TO BE DONE. Set the listing down unchanged, minus every embedded image.

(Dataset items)
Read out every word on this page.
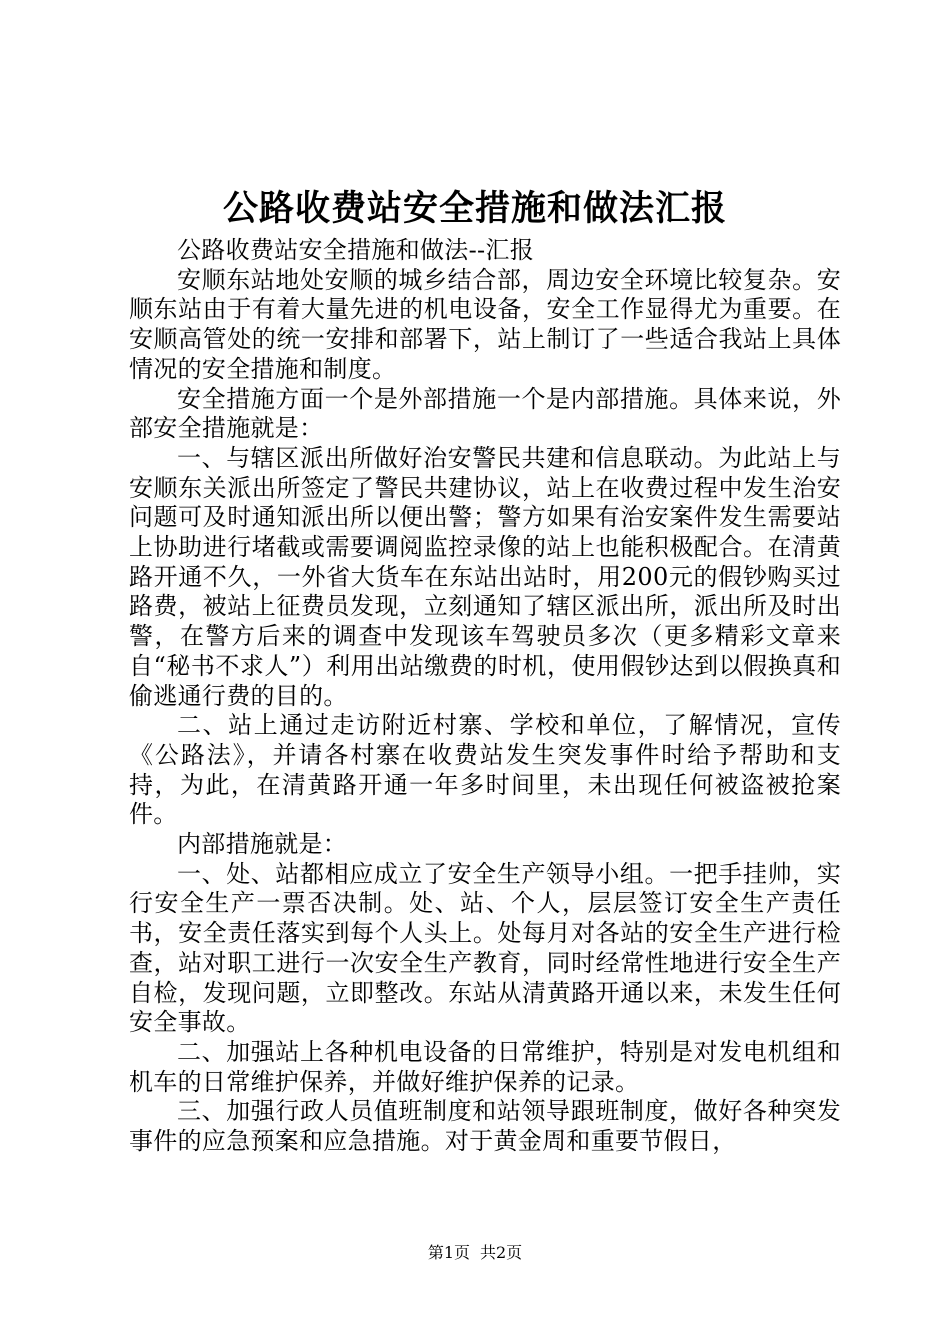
公路收费站安全措施和做法汇报

公路收费站安全措施和做法--汇报

安顺东站地处安顺的城乡结合部，周边安全环境比较复杂。安顺东站由于有着大量先进的机电设备，安全工作显得尤为重要。在安顺高管处的统一安排和部署下，站上制订了一些适合我站上具体情况的安全措施和制度。

安全措施方面一个是外部措施一个是内部措施。具体来说，外部安全措施就是：

一、与辖区派出所做好治安警民共建和信息联动。为此站上与安顺东关派出所签定了警民共建协议，站上在收费过程中发生治安问题可及时通知派出所以便出警；警方如果有治安案件发生需要站上协助进行堵截或需要调阅监控录像的站上也能积极配合。在清黄路开通不久，一外省大货车在东站出站时，用200元的假钞购买过路费，被站上征费员发现，立刻通知了辖区派出所，派出所及时出警，在警方后来的调查中发现该车驾驶员多次（更多精彩文章来自“秘书不求人”）利用出站缴费的时机，使用假钞达到以假换真和偷逃通行费的目的。

二、站上通过走访附近村寨、学校和单位，了解情况，宣传《公路法》，并请各村寨在收费站发生突发事件时给予帮助和支持，为此，在清黄路开通一年多时间里，未出现任何被盗被抢案件。

内部措施就是：

一、处、站都相应成立了安全生产领导小组。一把手挂帅，实行安全生产一票否决制。处、站、个人，层层签订安全生产责任书，安全责任落实到每个人头上。处每月对各站的安全生产进行检查，站对职工进行一次安全生产教育，同时经常性地进行安全生产自检，发现问题，立即整改。东站从清黄路开通以来，未发生任何安全事故。

二、加强站上各种机电设备的日常维护，特别是对发电机组和机车的日常维护保养，并做好维护保养的记录。

三、加强行政人员值班制度和站领导跟班制度，做好各种突发事件的应急预案和应急措施。对于黄金周和重要节假日，

第1页 共2页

CORRECT RESULT.
Read out every word on this page.
公路收费站安全措施和做法汇报

公路收费站安全措施和做法--汇报

安顺东站地处安顺的城乡结合部，周边安全环境比较复杂。安顺东站由于有着大量先进的机电设备，安全工作显得尤为重要。在安顺高管处的统一安排和部署下，站上制订了一些适合我站上具体情况的安全措施和制度。

安全措施方面一个是外部措施一个是内部措施。具体来说，外部安全措施就是：

一、与辖区派出所做好治安警民共建和信息联动。为此站上与安顺东关派出所签定了警民共建协议，站上在收费过程中发生治安问题可及时通知派出所以便出警；警方如果有治安案件发生需要站上协助进行堵截或需要调阅监控录像的站上也能积极配合。在清黄路开通不久，一外省大货车在东站出站时，用200元的假钞购买过路费，被站上征费员发现，立刻通知了辖区派出所，派出所及时出警，在警方后来的调查中发现该车驾驶员多次（更多精彩文章来自“秘书不求人”）利用出站缴费的时机，使用假钞达到以假换真和偷逃通行费的目的。

二、站上通过走访附近村寨、学校和单位，了解情况，宣传《公路法》，并请各村寨在收费站发生突发事件时给予帮助和支持，为此，在清黄路开通一年多时间里，未出现任何被盗被抢案件。

内部措施就是：

一、处、站都相应成立了安全生产领导小组。一把手挂帅，实行安全生产一票否决制。处、站、个人，层层签订安全生产责任书，安全责任落实到每个人头上。处每月对各站的安全生产进行检查，站对职工进行一次安全生产教育，同时经常性地进行安全生产自检，发现问题，立即整改。东站从清黄路开通以来，未发生任何安全事故。

二、加强站上各种机电设备的日常维护，特别是对发电机组和机车的日常维护保养，并做好维护保养的记录。

三、加强行政人员值班制度和站领导跟班制度，做好各种突发事件的应急预案和应急措施。对于黄金周和重要节假日，

第1页 共2页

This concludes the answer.